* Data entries

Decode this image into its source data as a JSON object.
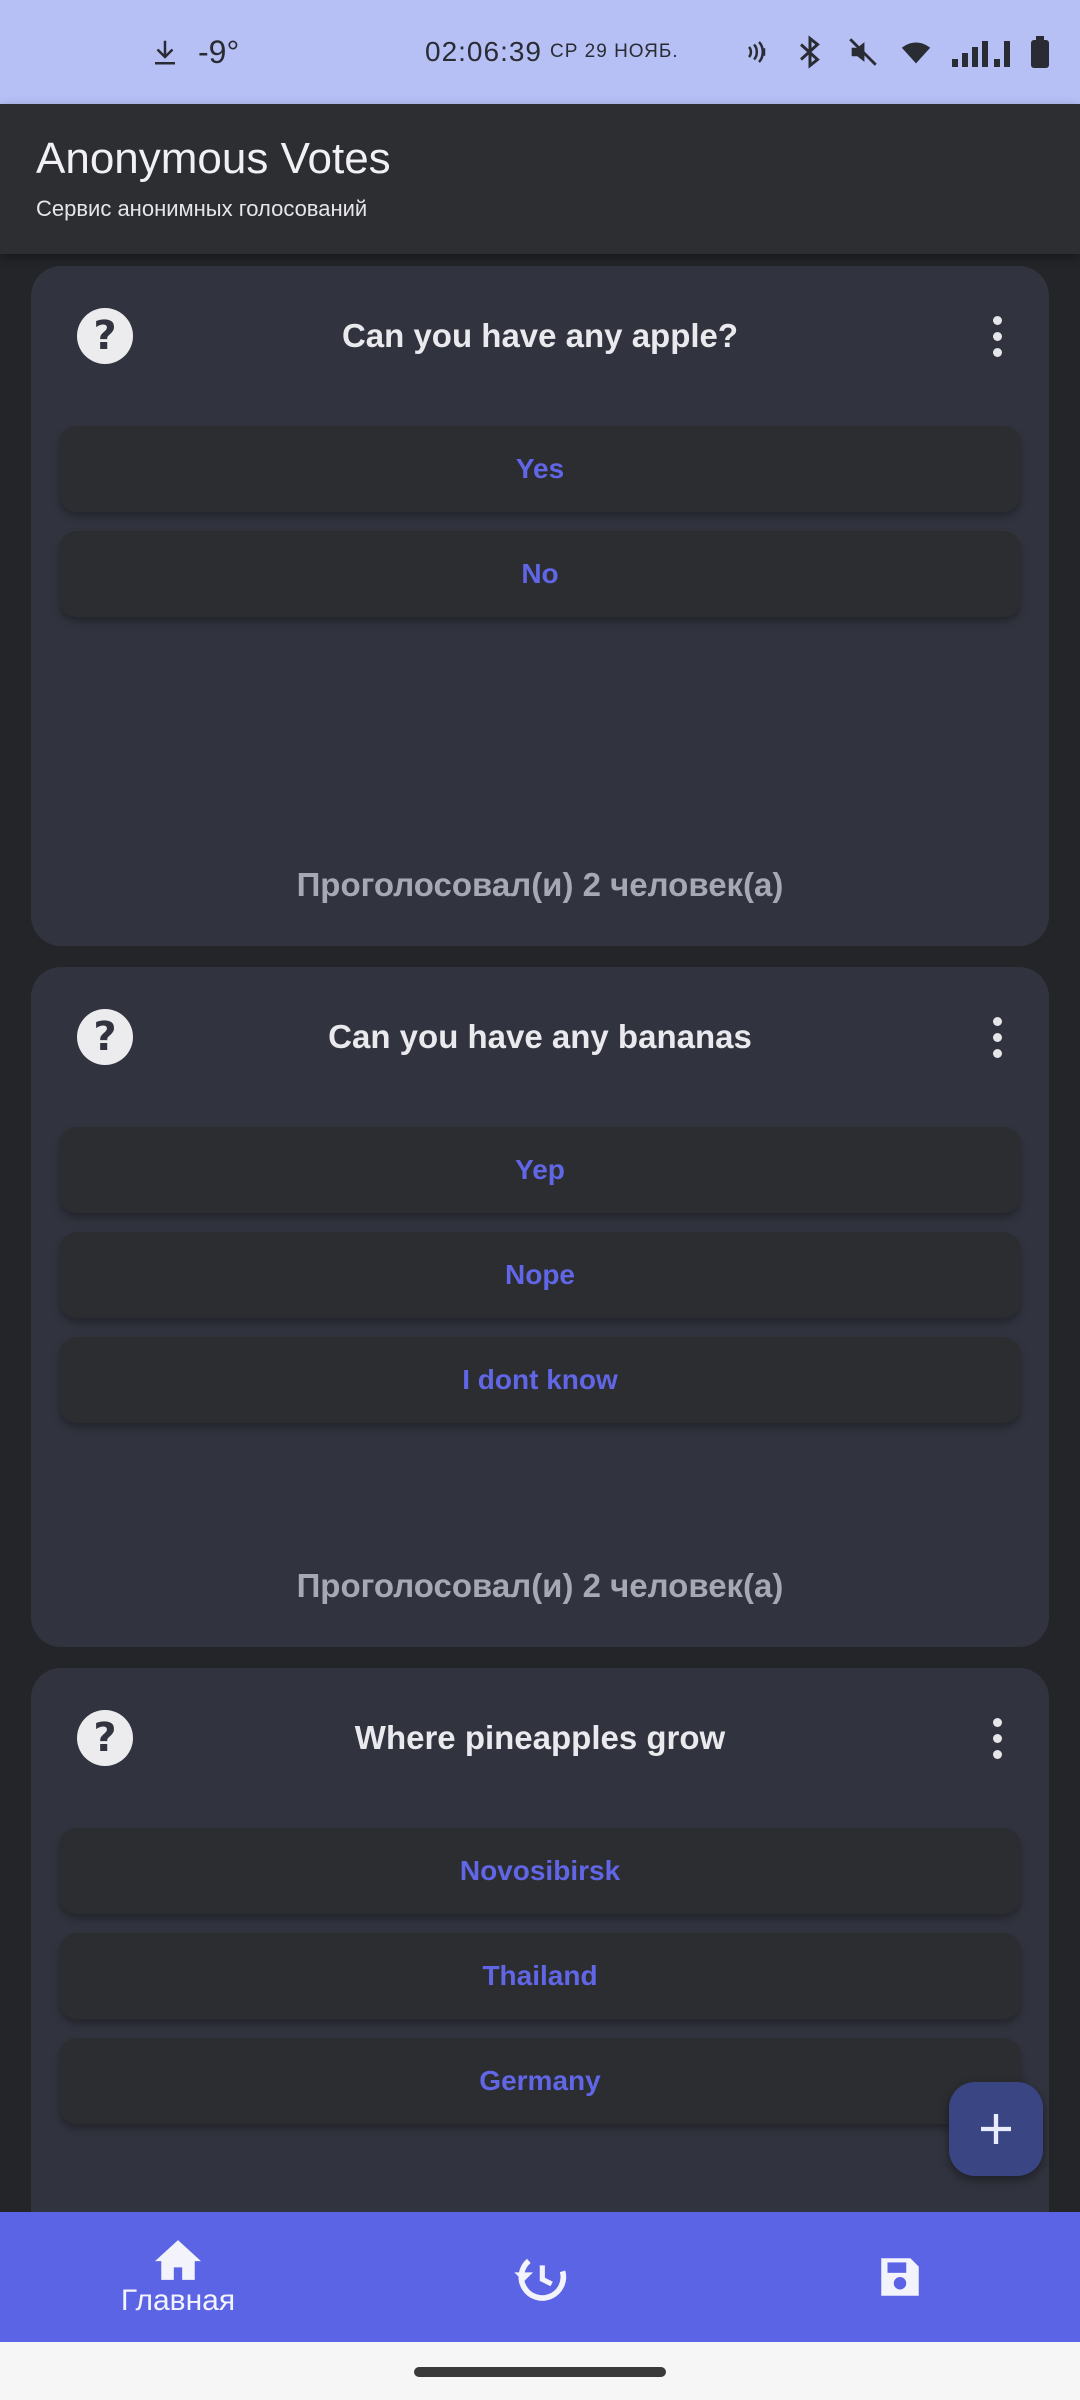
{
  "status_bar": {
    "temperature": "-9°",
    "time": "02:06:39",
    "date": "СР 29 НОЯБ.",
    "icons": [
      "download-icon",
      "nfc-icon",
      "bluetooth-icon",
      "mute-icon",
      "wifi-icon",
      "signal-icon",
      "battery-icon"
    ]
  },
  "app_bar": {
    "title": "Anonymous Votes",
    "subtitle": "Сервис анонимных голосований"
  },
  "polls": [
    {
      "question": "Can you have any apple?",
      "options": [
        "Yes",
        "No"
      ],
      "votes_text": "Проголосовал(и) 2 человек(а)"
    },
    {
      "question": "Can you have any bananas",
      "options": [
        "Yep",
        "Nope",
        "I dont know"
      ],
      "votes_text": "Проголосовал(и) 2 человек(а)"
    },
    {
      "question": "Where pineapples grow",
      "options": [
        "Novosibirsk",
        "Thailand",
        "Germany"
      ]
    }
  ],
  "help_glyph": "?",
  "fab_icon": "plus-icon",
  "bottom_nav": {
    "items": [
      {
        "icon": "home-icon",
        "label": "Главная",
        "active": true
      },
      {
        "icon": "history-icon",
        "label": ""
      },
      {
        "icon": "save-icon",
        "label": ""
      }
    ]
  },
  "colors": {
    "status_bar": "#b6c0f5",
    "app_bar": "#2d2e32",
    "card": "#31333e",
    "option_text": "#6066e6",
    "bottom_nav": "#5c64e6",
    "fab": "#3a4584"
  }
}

--

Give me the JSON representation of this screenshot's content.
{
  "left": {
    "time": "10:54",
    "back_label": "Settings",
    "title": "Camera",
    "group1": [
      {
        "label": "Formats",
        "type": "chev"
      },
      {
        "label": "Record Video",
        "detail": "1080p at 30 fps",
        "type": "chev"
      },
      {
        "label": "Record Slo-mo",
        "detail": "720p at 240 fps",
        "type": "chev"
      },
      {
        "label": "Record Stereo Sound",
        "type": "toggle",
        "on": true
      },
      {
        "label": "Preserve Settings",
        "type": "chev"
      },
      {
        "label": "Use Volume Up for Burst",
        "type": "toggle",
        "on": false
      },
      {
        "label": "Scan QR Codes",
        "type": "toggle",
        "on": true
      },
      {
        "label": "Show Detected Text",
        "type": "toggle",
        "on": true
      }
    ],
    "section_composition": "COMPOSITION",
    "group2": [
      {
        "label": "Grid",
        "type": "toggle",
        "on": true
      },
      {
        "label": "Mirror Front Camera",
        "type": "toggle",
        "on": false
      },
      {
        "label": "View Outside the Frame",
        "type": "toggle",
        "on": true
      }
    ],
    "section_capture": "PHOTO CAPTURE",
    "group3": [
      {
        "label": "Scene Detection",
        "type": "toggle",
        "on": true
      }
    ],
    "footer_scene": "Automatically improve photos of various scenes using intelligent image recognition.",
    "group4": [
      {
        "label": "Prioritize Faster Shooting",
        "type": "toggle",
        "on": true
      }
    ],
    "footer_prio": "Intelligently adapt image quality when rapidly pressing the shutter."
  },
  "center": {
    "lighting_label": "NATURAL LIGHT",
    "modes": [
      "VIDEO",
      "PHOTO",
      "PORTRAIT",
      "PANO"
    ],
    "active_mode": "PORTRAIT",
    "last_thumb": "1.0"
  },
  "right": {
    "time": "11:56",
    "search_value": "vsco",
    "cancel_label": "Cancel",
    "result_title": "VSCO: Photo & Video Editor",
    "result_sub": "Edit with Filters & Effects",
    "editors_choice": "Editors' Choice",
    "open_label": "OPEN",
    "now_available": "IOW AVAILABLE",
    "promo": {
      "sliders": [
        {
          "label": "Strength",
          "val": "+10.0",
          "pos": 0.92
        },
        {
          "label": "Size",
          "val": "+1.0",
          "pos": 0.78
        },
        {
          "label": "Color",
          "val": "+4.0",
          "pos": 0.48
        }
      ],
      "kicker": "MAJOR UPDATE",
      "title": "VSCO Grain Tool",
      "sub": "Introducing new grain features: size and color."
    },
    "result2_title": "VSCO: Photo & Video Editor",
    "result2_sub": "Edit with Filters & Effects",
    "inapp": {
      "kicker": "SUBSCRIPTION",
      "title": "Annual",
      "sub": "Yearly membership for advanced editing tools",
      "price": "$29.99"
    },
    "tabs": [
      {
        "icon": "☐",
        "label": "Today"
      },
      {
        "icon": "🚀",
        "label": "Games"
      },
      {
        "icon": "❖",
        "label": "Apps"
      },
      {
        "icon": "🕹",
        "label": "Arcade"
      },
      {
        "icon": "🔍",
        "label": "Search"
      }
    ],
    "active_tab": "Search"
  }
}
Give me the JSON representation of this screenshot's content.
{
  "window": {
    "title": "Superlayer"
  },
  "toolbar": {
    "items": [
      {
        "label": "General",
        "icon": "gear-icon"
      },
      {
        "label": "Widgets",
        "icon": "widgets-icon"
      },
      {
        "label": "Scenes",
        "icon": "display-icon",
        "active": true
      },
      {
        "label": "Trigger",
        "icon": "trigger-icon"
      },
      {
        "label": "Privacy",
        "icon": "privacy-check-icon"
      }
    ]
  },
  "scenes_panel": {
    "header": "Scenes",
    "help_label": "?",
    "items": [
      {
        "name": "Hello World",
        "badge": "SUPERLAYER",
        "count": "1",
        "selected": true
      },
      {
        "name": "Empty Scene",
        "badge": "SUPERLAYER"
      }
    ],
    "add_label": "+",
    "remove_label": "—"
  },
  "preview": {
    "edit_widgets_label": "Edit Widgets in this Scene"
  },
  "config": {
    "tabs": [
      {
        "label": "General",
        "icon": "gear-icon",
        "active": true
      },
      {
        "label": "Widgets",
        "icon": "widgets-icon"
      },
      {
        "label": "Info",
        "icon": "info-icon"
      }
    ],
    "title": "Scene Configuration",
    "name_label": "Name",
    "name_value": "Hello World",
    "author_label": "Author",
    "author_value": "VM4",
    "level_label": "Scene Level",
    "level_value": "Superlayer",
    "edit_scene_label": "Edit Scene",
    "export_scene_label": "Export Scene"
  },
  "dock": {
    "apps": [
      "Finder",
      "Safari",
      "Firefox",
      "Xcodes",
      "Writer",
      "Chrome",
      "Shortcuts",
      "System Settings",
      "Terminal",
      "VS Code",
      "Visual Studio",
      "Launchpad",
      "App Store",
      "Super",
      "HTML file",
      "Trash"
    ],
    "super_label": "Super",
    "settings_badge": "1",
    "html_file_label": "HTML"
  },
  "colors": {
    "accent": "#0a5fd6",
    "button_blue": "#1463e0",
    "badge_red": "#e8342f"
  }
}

--

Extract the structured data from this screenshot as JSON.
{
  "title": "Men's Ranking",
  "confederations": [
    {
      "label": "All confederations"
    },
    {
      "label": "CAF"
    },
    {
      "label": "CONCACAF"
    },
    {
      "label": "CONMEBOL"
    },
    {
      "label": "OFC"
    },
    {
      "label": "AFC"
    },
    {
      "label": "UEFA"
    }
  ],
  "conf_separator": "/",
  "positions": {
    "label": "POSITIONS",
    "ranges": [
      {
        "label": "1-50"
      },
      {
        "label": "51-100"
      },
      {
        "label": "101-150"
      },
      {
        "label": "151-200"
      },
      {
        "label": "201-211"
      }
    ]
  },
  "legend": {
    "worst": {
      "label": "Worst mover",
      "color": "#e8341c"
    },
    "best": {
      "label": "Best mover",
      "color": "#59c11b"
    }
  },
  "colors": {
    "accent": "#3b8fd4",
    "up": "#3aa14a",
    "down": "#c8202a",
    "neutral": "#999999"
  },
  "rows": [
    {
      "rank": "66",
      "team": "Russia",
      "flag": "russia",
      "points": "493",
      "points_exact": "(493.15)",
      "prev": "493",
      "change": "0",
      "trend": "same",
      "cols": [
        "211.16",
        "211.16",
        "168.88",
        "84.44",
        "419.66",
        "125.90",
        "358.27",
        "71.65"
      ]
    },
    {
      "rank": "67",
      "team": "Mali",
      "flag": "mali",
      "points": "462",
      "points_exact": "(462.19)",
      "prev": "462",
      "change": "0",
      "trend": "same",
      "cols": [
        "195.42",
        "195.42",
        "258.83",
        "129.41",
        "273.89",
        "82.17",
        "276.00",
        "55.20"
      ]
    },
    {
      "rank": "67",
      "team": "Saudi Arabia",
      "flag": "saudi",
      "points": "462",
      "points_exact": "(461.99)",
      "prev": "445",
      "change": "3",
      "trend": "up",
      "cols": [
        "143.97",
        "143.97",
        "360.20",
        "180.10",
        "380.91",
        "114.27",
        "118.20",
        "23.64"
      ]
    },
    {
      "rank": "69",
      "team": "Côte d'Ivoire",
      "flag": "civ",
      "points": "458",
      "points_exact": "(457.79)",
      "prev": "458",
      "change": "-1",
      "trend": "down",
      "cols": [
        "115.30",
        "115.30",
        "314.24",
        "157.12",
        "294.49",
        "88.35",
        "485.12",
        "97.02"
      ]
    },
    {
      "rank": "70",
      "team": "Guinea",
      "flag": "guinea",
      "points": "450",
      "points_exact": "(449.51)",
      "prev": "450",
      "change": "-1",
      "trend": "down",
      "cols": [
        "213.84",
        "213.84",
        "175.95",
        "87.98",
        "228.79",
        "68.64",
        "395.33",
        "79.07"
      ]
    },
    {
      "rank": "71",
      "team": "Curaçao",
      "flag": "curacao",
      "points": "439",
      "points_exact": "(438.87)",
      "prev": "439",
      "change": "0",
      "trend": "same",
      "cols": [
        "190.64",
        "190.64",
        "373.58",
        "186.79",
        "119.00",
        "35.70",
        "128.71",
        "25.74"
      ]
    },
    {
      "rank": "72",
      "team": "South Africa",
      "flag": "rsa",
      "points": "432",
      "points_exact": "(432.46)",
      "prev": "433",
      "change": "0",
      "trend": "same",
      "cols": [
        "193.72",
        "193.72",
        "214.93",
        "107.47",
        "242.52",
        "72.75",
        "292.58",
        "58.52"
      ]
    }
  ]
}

* Challenge
Say how many lines of the data include the word "Filters". Nothing other than the number should be given.

* The reply
2